_Stored records:_
"""

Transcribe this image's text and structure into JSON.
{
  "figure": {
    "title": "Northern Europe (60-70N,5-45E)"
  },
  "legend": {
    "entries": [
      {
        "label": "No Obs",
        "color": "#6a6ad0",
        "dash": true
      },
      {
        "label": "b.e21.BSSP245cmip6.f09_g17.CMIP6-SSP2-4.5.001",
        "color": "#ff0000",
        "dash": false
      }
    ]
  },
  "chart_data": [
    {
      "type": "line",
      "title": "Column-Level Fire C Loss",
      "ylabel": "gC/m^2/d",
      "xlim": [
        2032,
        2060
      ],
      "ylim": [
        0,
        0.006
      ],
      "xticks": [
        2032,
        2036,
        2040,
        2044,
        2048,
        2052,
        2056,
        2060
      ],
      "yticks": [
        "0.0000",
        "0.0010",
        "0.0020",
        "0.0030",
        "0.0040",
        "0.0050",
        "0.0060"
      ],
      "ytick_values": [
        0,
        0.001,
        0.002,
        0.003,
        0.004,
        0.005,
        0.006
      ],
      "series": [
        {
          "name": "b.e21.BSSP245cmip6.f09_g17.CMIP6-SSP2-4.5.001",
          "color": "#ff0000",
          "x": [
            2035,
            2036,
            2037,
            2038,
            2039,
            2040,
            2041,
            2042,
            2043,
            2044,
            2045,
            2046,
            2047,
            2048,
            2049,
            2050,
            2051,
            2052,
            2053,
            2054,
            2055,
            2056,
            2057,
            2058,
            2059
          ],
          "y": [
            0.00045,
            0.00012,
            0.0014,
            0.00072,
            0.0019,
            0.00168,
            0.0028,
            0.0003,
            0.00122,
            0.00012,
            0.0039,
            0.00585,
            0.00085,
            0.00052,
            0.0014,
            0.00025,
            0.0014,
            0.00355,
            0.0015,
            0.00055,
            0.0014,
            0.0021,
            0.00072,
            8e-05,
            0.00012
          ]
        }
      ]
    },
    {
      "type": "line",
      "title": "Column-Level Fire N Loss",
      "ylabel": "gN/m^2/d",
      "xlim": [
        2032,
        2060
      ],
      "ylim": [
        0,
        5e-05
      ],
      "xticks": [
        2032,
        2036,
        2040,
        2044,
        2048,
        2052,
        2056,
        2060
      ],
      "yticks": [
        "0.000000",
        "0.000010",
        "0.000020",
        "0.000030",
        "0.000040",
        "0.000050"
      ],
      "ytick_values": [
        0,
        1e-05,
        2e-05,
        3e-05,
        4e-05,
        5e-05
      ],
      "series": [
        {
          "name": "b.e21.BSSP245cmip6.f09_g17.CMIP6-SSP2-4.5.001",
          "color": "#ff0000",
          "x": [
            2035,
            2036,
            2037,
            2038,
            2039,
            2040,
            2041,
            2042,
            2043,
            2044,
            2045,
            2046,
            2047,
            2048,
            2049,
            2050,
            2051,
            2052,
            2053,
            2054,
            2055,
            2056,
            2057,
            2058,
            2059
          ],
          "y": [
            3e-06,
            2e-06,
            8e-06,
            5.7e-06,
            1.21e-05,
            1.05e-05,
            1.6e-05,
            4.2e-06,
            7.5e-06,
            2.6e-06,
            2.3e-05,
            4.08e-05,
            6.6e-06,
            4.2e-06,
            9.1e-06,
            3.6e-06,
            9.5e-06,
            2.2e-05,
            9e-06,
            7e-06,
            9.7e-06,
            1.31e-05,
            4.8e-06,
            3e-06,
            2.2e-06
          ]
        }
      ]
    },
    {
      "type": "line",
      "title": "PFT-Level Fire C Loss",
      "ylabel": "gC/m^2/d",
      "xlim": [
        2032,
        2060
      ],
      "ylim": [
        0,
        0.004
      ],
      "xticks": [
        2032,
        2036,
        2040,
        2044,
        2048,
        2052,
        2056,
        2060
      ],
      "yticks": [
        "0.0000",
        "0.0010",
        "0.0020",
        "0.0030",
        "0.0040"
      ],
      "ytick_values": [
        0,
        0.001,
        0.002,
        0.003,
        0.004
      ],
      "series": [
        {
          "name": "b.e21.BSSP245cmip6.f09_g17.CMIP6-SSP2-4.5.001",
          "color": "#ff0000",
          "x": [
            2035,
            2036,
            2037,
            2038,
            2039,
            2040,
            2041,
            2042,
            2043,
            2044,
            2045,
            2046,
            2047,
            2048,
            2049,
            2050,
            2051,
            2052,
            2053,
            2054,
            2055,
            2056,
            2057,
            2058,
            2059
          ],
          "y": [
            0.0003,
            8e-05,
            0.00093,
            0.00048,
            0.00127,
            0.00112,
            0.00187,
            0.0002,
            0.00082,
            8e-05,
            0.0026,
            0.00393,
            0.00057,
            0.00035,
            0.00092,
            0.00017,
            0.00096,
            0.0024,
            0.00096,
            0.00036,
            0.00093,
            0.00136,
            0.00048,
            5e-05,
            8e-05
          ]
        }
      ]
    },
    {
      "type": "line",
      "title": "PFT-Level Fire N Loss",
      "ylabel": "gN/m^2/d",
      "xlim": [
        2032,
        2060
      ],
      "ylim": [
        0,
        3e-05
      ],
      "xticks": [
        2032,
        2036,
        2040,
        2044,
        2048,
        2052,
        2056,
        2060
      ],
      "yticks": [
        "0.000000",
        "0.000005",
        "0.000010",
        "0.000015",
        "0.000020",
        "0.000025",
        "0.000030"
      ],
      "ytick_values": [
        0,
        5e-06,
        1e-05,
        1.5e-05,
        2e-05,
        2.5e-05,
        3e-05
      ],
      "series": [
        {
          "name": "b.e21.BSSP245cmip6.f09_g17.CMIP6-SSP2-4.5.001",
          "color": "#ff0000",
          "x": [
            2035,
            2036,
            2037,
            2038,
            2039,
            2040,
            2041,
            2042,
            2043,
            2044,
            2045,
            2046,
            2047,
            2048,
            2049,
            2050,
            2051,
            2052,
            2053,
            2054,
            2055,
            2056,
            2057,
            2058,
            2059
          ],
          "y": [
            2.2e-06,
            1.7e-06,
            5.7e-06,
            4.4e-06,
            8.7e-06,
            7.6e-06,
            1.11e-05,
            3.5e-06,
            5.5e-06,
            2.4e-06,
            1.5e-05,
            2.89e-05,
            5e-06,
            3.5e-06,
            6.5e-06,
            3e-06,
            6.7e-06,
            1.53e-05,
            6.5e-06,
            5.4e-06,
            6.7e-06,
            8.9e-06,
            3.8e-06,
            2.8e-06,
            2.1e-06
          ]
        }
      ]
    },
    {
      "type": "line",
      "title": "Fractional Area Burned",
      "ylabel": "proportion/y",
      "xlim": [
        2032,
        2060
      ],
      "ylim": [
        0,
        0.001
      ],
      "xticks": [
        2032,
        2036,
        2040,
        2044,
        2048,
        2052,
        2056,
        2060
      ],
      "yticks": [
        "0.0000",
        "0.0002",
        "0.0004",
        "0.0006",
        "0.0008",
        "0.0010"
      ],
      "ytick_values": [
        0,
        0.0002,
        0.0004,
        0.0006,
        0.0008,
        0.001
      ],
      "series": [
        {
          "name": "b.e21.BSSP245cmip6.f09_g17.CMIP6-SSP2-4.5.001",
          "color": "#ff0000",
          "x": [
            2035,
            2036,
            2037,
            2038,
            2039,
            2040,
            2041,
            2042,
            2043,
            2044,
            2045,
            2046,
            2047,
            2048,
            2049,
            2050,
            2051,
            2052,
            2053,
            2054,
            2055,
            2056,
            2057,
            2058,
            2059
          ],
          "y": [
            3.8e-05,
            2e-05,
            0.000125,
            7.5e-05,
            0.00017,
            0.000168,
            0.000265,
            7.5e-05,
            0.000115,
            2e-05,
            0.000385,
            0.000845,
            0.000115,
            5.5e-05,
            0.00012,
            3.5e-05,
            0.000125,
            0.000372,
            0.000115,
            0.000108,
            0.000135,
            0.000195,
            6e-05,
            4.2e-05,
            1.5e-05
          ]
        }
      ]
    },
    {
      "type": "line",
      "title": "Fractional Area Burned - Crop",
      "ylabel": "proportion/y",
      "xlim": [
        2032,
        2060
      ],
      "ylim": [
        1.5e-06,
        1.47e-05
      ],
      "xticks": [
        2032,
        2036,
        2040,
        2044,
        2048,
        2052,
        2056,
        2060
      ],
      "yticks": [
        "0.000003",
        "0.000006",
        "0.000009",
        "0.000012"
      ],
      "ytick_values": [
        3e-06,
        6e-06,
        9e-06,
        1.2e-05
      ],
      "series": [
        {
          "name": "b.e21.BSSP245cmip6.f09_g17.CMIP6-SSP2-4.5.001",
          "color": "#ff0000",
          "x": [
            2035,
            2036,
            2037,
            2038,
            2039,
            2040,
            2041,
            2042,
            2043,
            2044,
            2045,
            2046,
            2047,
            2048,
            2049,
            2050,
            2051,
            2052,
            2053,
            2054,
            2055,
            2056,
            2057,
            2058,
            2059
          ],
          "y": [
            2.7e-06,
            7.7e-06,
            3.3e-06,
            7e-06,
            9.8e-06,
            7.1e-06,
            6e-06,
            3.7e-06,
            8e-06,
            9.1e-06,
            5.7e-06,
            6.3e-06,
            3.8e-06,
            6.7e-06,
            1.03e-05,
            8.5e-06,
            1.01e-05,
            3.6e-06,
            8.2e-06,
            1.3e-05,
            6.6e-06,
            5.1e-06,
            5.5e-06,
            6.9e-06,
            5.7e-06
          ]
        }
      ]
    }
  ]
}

"""

_DIRECTIVE:_ Copy all lines from the data that hold the word "title".

_OUTPUT OF THE TASK:_
    "title": "Northern Europe (60-70N,5-45E)"
      "title": "Column-Level Fire C Loss",
      "title": "Column-Level Fire N Loss",
      "title": "PFT-Level Fire C Loss",
      "title": "PFT-Level Fire N Loss",
      "title": "Fractional Area Burned",
      "title": "Fractional Area Burned - Crop",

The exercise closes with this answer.